YOUR OBJECTIVE: Collect every line of the records below that contains the word "安全生产月".

* * *

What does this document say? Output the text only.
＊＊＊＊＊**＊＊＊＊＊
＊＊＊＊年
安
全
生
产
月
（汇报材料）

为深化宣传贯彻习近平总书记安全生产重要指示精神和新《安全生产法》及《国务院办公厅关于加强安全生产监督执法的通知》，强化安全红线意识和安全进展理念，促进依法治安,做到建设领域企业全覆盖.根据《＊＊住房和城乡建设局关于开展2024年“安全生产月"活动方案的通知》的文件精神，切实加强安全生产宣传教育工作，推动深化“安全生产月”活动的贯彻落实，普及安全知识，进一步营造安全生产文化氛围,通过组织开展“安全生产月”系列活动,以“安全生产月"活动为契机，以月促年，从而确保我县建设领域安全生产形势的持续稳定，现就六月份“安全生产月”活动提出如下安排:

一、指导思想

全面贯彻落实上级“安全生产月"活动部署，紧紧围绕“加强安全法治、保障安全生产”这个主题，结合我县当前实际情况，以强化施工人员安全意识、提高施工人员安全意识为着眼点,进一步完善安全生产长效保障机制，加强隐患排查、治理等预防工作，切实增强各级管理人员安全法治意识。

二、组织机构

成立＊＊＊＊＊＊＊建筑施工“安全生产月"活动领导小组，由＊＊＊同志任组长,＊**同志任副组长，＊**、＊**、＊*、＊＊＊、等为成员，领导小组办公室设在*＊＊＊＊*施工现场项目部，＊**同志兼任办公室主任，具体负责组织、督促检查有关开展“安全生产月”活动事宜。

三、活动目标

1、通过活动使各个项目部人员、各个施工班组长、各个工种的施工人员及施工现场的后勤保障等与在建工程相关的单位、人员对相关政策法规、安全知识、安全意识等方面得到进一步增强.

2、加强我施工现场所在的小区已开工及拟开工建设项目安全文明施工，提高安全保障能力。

* * *

SOLUTION FOR THIS PROBLEM:
为深化宣传贯彻习近平总书记安全生产重要指示精神和新《安全生产法》及《国务院办公厅关于加强安全生产监督执法的通知》，强化安全红线意识和安全进展理念，促进依法治安,做到建设领域企业全覆盖.根据《＊＊住房和城乡建设局关于开展2024年“安全生产月"活动方案的通知》的文件精神，切实加强安全生产宣传教育工作，推动深化“安全生产月”活动的贯彻落实，普及安全知识，进一步营造安全生产文化氛围,通过组织开展“安全生产月”系列活动,以“安全生产月"活动为契机，以月促年，从而确保我县建设领域安全生产形势的持续稳定，现就六月份“安全生产月”活动提出如下安排:
全面贯彻落实上级“安全生产月"活动部署，紧紧围绕“加强安全法治、保障安全生产”这个主题，结合我县当前实际情况，以强化施工人员安全意识、提高施工人员安全意识为着眼点,进一步完善安全生产长效保障机制，加强隐患排查、治理等预防工作，切实增强各级管理人员安全法治意识。
成立＊＊＊＊＊＊＊建筑施工“安全生产月"活动领导小组，由＊＊＊同志任组长,＊**同志任副组长，＊**、＊**、＊*、＊＊＊、等为成员，领导小组办公室设在*＊＊＊＊*施工现场项目部，＊**同志兼任办公室主任，具体负责组织、督促检查有关开展“安全生产月”活动事宜。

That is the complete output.